▸ **What the exercise asks**
Assemble all lines in which the string "screenshot" appears.

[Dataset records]
+---+

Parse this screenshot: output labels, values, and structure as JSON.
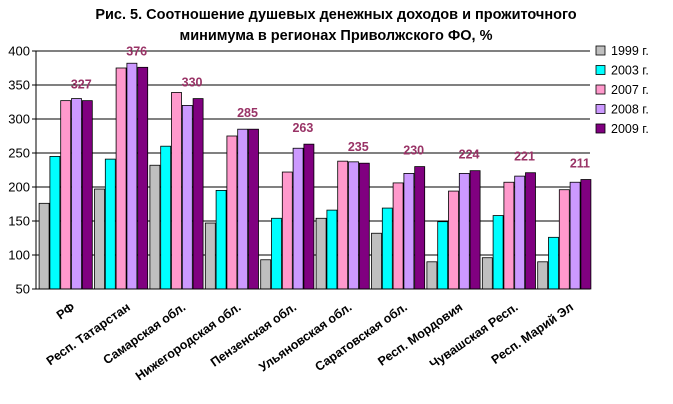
{
  "chart_data": {
    "type": "bar",
    "title_lines": [
      "Рис. 5. Соотношение душевых денежных доходов и прожиточного",
      "минимума в регионах Приволжского ФО, %"
    ],
    "categories": [
      "РФ",
      "Респ. Татарстан",
      "Самарская обл.",
      "Нижегородская обл.",
      "Пензенская обл.",
      "Ульяновская обл.",
      "Саратовская обл.",
      "Респ. Мордовия",
      "Чувашская Респ.",
      "Респ. Марий Эл"
    ],
    "series": [
      {
        "name": "1999 г.",
        "color": "#bfbfbf",
        "values": [
          176,
          197,
          232,
          147,
          93,
          154,
          132,
          90,
          96,
          90
        ]
      },
      {
        "name": "2003 г.",
        "color": "#00ffff",
        "values": [
          245,
          241,
          260,
          195,
          154,
          166,
          169,
          149,
          158,
          126
        ]
      },
      {
        "name": "2007 г.",
        "color": "#ff99cc",
        "values": [
          327,
          375,
          339,
          275,
          222,
          238,
          206,
          194,
          207,
          196
        ]
      },
      {
        "name": "2008 г.",
        "color": "#cc99ff",
        "values": [
          330,
          382,
          320,
          285,
          257,
          237,
          220,
          220,
          216,
          207
        ]
      },
      {
        "name": "2009 г.",
        "color": "#800080",
        "values": [
          327,
          376,
          330,
          285,
          263,
          235,
          230,
          224,
          221,
          211
        ]
      }
    ],
    "data_labels": [
      "327",
      "376",
      "330",
      "285",
      "263",
      "235",
      "230",
      "224",
      "221",
      "211"
    ],
    "data_label_color": "#993366",
    "yticks": [
      "50",
      "100",
      "150",
      "200",
      "250",
      "300",
      "350",
      "400"
    ],
    "ylim": [
      50,
      400
    ],
    "grid": true,
    "legend_position": "right"
  }
}
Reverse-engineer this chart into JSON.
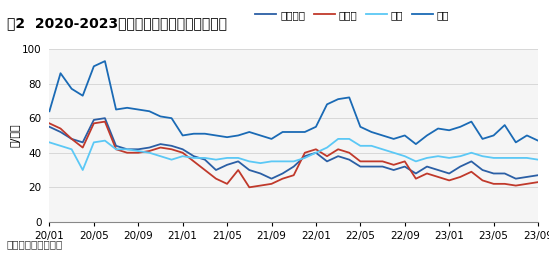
{
  "title": "图2  2020-2023年国内重点分割品价格走势图",
  "ylabel": "元/公斤",
  "source": "数据来源：卓创资讯",
  "yticks": [
    0,
    20,
    40,
    60,
    80,
    100
  ],
  "xtick_labels": [
    "20/01",
    "20/05",
    "20/09",
    "21/01",
    "21/05",
    "21/09",
    "22/01",
    "22/05",
    "22/09",
    "23/01",
    "23/05",
    "23/09"
  ],
  "legend_labels": [
    "去颈前排",
    "二号肉",
    "猪蹄",
    "肋排"
  ],
  "series_colors": [
    "#2b5fa5",
    "#c0392b",
    "#5bc8f5",
    "#1a6ab5"
  ],
  "去颈前排": [
    55,
    52,
    48,
    46,
    59,
    60,
    44,
    42,
    42,
    43,
    45,
    44,
    42,
    38,
    36,
    30,
    33,
    35,
    30,
    28,
    25,
    28,
    32,
    38,
    40,
    35,
    38,
    36,
    32,
    32,
    32,
    30,
    32,
    28,
    32,
    30,
    28,
    32,
    35,
    30,
    28,
    28,
    25,
    26,
    27
  ],
  "二号肉": [
    57,
    54,
    48,
    43,
    57,
    58,
    42,
    40,
    40,
    41,
    43,
    42,
    40,
    35,
    30,
    25,
    22,
    30,
    20,
    21,
    22,
    25,
    27,
    40,
    42,
    38,
    42,
    40,
    35,
    35,
    35,
    33,
    35,
    25,
    28,
    26,
    24,
    26,
    29,
    24,
    22,
    22,
    21,
    22,
    23
  ],
  "猪蹄": [
    46,
    44,
    42,
    30,
    46,
    47,
    42,
    42,
    41,
    40,
    38,
    36,
    38,
    37,
    37,
    36,
    37,
    37,
    35,
    34,
    35,
    35,
    35,
    37,
    40,
    43,
    48,
    48,
    44,
    44,
    42,
    40,
    38,
    35,
    37,
    38,
    37,
    38,
    40,
    38,
    37,
    37,
    37,
    37,
    36
  ],
  "肋排": [
    64,
    86,
    77,
    73,
    90,
    93,
    65,
    66,
    65,
    64,
    61,
    60,
    50,
    51,
    51,
    50,
    49,
    50,
    52,
    50,
    48,
    52,
    52,
    52,
    55,
    68,
    71,
    72,
    55,
    52,
    50,
    48,
    50,
    45,
    50,
    54,
    53,
    55,
    58,
    48,
    50,
    56,
    46,
    50,
    47
  ],
  "bg_color": "#ffffff",
  "title_bg": "#c6d0e0",
  "source_bg": "#e8e8e8",
  "plot_bg": "#f5f5f5",
  "grid_color": "#cccccc",
  "title_fontsize": 10,
  "label_fontsize": 8,
  "tick_fontsize": 7.5
}
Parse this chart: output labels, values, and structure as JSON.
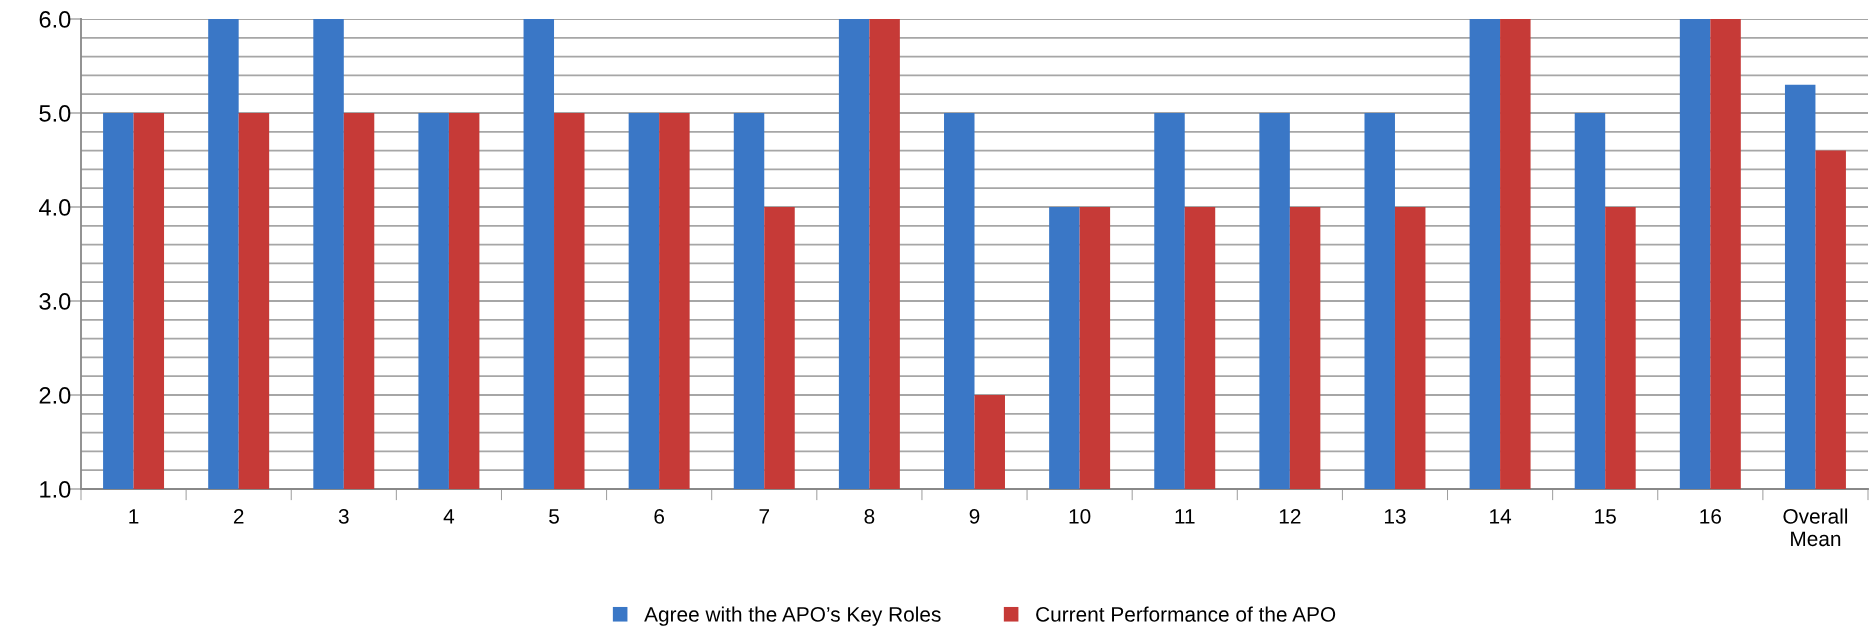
{
  "chart_data": {
    "type": "bar",
    "categories": [
      "1",
      "2",
      "3",
      "4",
      "5",
      "6",
      "7",
      "8",
      "9",
      "10",
      "11",
      "12",
      "13",
      "14",
      "15",
      "16",
      "Overall\nMean"
    ],
    "series": [
      {
        "name": "Agree with the APO’s Key Roles",
        "color": "#3a77c6",
        "values": [
          5,
          6,
          6,
          5,
          6,
          5,
          5,
          6,
          5,
          4,
          5,
          5,
          5,
          6,
          5,
          6,
          5.3
        ]
      },
      {
        "name": "Current Performance of the APO",
        "color": "#c63a37",
        "values": [
          5,
          5,
          5,
          5,
          5,
          5,
          4,
          6,
          2,
          4,
          4,
          4,
          4,
          6,
          4,
          6,
          4.6
        ]
      }
    ],
    "ylim": [
      1,
      6
    ],
    "yticks": [
      {
        "value": 1,
        "label": "1.0"
      },
      {
        "value": 1.2,
        "label": null
      },
      {
        "value": 1.4,
        "label": null
      },
      {
        "value": 1.6,
        "label": null
      },
      {
        "value": 1.8,
        "label": null
      },
      {
        "value": 2,
        "label": "2.0"
      },
      {
        "value": 2.2,
        "label": null
      },
      {
        "value": 2.4,
        "label": null
      },
      {
        "value": 2.6,
        "label": null
      },
      {
        "value": 2.8,
        "label": null
      },
      {
        "value": 3,
        "label": "3.0"
      },
      {
        "value": 3.2,
        "label": null
      },
      {
        "value": 3.4,
        "label": null
      },
      {
        "value": 3.6,
        "label": null
      },
      {
        "value": 3.8,
        "label": null
      },
      {
        "value": 4,
        "label": "4.0"
      },
      {
        "value": 4.2,
        "label": null
      },
      {
        "value": 4.4,
        "label": null
      },
      {
        "value": 4.6,
        "label": null
      },
      {
        "value": 4.8,
        "label": null
      },
      {
        "value": 5,
        "label": "5.0"
      },
      {
        "value": 5.2,
        "label": null
      },
      {
        "value": 5.4,
        "label": null
      },
      {
        "value": 5.6,
        "label": null
      },
      {
        "value": 5.8,
        "label": null
      },
      {
        "value": 6,
        "label": "6.0"
      }
    ],
    "grid": "y",
    "legend": "bottom"
  }
}
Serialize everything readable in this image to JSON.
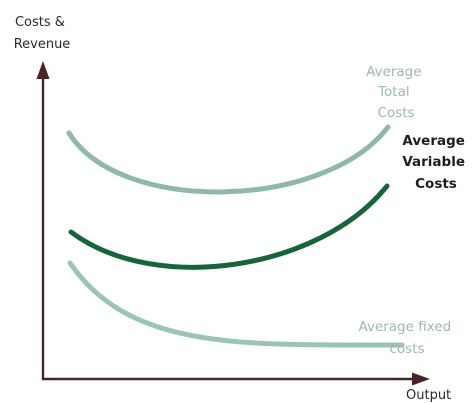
{
  "axes": {
    "y_label_lines": [
      "Costs &",
      "Revenue"
    ],
    "x_label": "Output"
  },
  "curves": [
    {
      "id": "average-total-costs",
      "label_lines": [
        "Average",
        "Total",
        "Costs"
      ],
      "color": "#8fb8a5",
      "emphasis": false
    },
    {
      "id": "average-variable-costs",
      "label_lines": [
        "Average",
        "Variable",
        "Costs"
      ],
      "color": "#17643a",
      "emphasis": true
    },
    {
      "id": "average-fixed-costs",
      "label_lines": [
        "Average fixed",
        "costs"
      ],
      "color": "#9cc4b2",
      "emphasis": false
    }
  ],
  "colors": {
    "axis": "#4a2326",
    "light_label": "#9fb8ac",
    "dark_label": "#1e1e1e"
  }
}
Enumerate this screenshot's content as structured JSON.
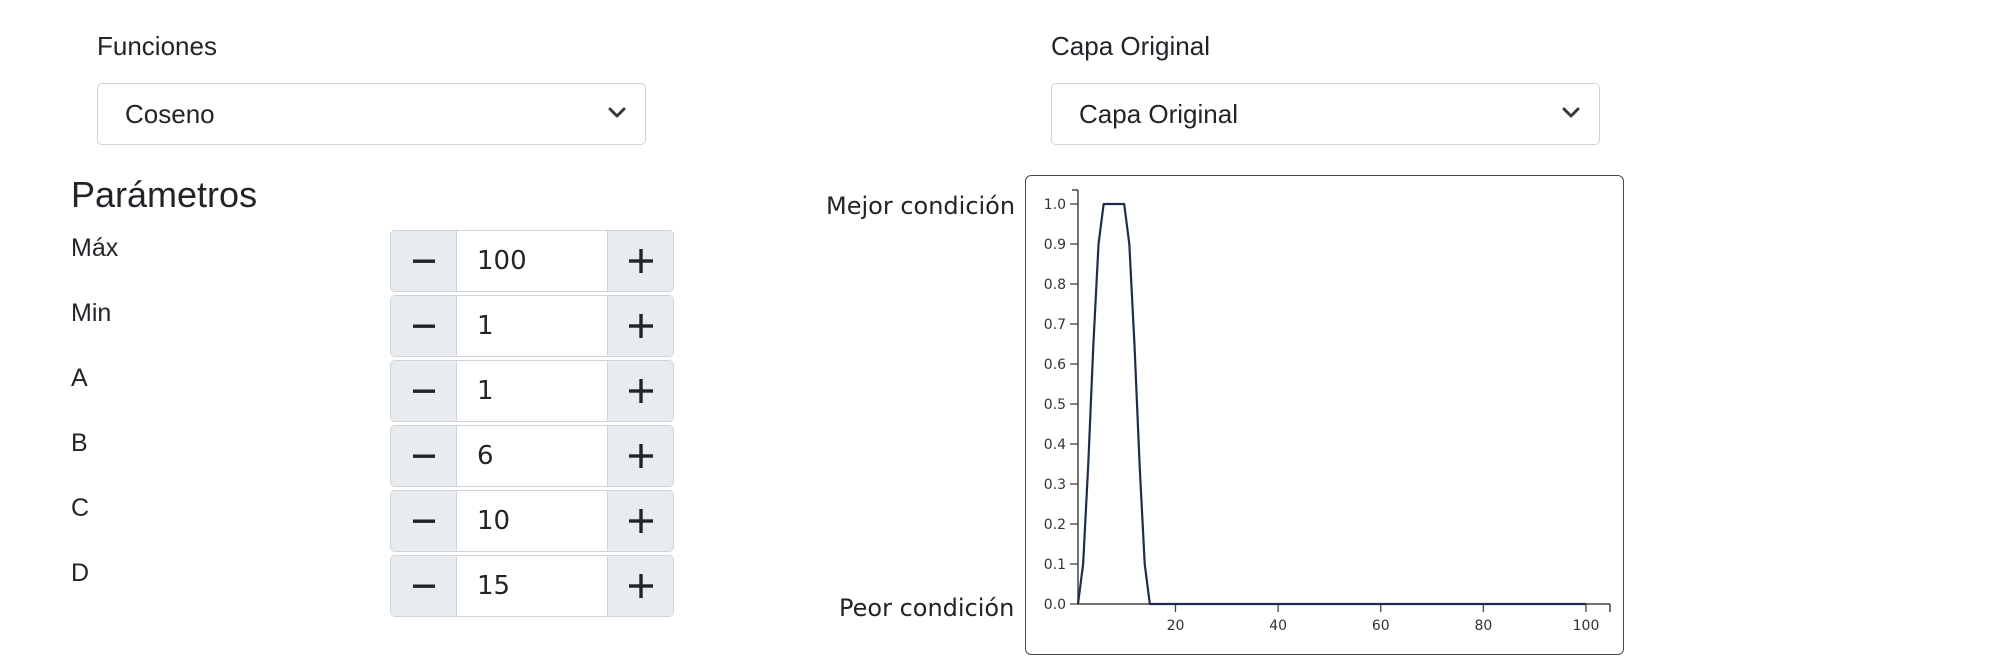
{
  "functions": {
    "label": "Funciones",
    "selected": "Coseno"
  },
  "layer": {
    "label": "Capa Original",
    "selected": "Capa Original"
  },
  "parameters": {
    "title": "Parámetros",
    "items": [
      {
        "label": "Máx",
        "value": "100"
      },
      {
        "label": "Min",
        "value": "1"
      },
      {
        "label": "A",
        "value": "1"
      },
      {
        "label": "B",
        "value": "6"
      },
      {
        "label": "C",
        "value": "10"
      },
      {
        "label": "D",
        "value": "15"
      }
    ]
  },
  "chart": {
    "best_label": "Mejor condición",
    "worst_label": "Peor condición"
  },
  "icons": {
    "decrement": "minus-icon",
    "increment": "plus-icon",
    "dropdown": "chevron-down-icon"
  },
  "colors": {
    "line": "#1f2d4d",
    "border": "#ced4da",
    "button_bg": "#e9ecef"
  },
  "chart_data": {
    "type": "line",
    "xlim": [
      1,
      100
    ],
    "ylim": [
      0,
      1
    ],
    "xticks": [
      20,
      40,
      60,
      80,
      100
    ],
    "yticks": [
      0.0,
      0.1,
      0.2,
      0.3,
      0.4,
      0.5,
      0.6,
      0.7,
      0.8,
      0.9,
      1.0
    ],
    "series": [
      {
        "x": [
          1,
          2,
          3,
          4,
          5,
          6,
          10,
          11,
          12,
          13,
          14,
          15,
          20,
          40,
          60,
          80,
          100
        ],
        "y": [
          0.0,
          0.1,
          0.35,
          0.65,
          0.9,
          1.0,
          1.0,
          0.9,
          0.65,
          0.35,
          0.1,
          0.0,
          0.0,
          0.0,
          0.0,
          0.0,
          0.0
        ]
      }
    ]
  }
}
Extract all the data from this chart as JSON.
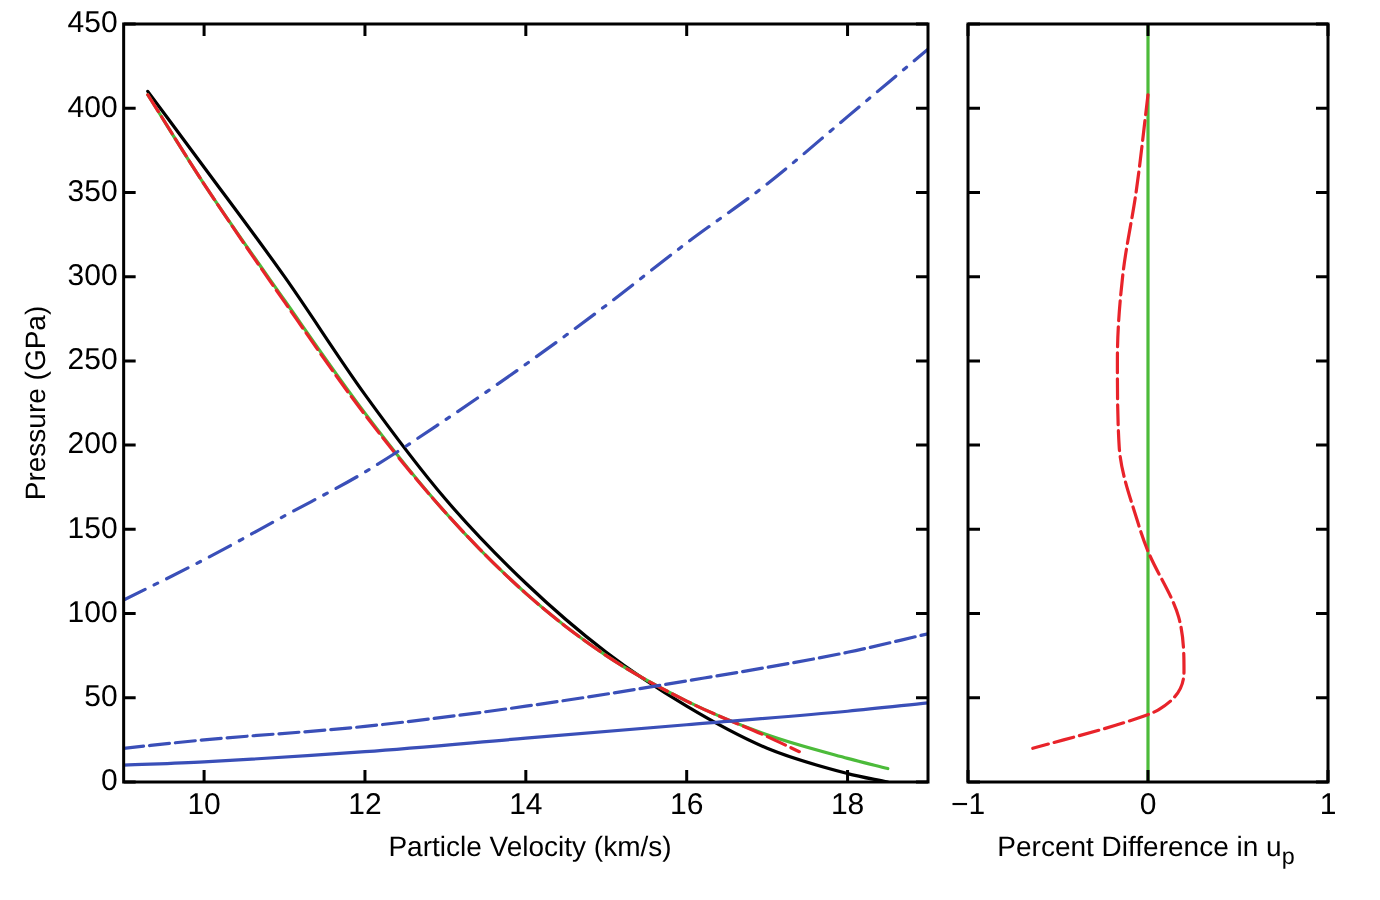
{
  "chart_data": [
    {
      "type": "line",
      "xlabel": "Particle Velocity (km/s)",
      "ylabel": "Pressure (GPa)",
      "xlim": [
        9,
        19
      ],
      "xticks": [
        10,
        12,
        14,
        16,
        18
      ],
      "ylim": [
        0,
        450
      ],
      "yticks": [
        0,
        50,
        100,
        150,
        200,
        250,
        300,
        350,
        400,
        450
      ],
      "grid": false,
      "legend": false,
      "series": [
        {
          "color": "#000000",
          "line_style": "solid",
          "x": [
            9.3,
            10,
            11,
            12,
            13,
            14,
            15,
            16,
            17,
            18,
            18.5
          ],
          "values": [
            410,
            365,
            300,
            230,
            168,
            118,
            77,
            45,
            20,
            5,
            0
          ]
        },
        {
          "color": "#4cbb3a",
          "line_style": "solid",
          "x": [
            9.3,
            10,
            11,
            12,
            13,
            14,
            15,
            16,
            17,
            18,
            18.5
          ],
          "values": [
            408,
            355,
            286,
            219,
            160,
            112,
            75,
            48,
            28,
            14,
            8
          ]
        },
        {
          "color": "#e8232a",
          "line_style": "dashed",
          "x": [
            9.3,
            10,
            11,
            12,
            13,
            14,
            15,
            16,
            17,
            17.4
          ],
          "values": [
            408,
            355,
            285,
            218,
            160,
            112,
            75,
            48,
            27,
            18
          ]
        },
        {
          "color": "#3a4fb8",
          "line_style": "dashdot",
          "x": [
            9,
            10,
            11,
            12,
            13,
            14,
            15,
            16,
            17,
            18,
            19
          ],
          "values": [
            108,
            132,
            158,
            184,
            215,
            248,
            283,
            320,
            355,
            395,
            435
          ]
        },
        {
          "color": "#3a4fb8",
          "line_style": "dashed",
          "x": [
            9,
            10,
            12,
            14,
            16,
            18,
            19
          ],
          "values": [
            20,
            25,
            33,
            45,
            60,
            77,
            88
          ]
        },
        {
          "color": "#3a4fb8",
          "line_style": "solid",
          "x": [
            9,
            10,
            12,
            14,
            16,
            18,
            19
          ],
          "values": [
            10,
            12,
            18,
            26,
            34,
            42,
            47
          ]
        }
      ]
    },
    {
      "type": "line",
      "xlabel": "Percent Difference in u$_{p}$",
      "xlim": [
        -1,
        1
      ],
      "xticks": [
        {
          "value": -1,
          "label": "−1"
        },
        0,
        1
      ],
      "ylim": [
        0,
        450
      ],
      "yticks": [
        0,
        50,
        100,
        150,
        200,
        250,
        300,
        350,
        400,
        450
      ],
      "tick_labels": "x",
      "grid": false,
      "legend": false,
      "ref_lines": [
        {
          "axis": "x",
          "value": 0,
          "color": "#4cbb3a",
          "line_style": "solid"
        }
      ],
      "series": [
        {
          "color": "#e8232a",
          "line_style": "dashed",
          "x": [
            0,
            -0.065,
            -0.14,
            -0.17,
            -0.16,
            -0.05,
            0,
            0.17,
            0.2,
            0.06,
            -0.14,
            -0.64
          ],
          "values": [
            408,
            351,
            301,
            251,
            199,
            152,
            137,
            98,
            66,
            43,
            35,
            20
          ]
        }
      ]
    }
  ]
}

+---+

▸ **Result of this task**
Parse this screenshot: output labels, values, and structure as JSON.
Enumerate this screenshot's content as structured JSON.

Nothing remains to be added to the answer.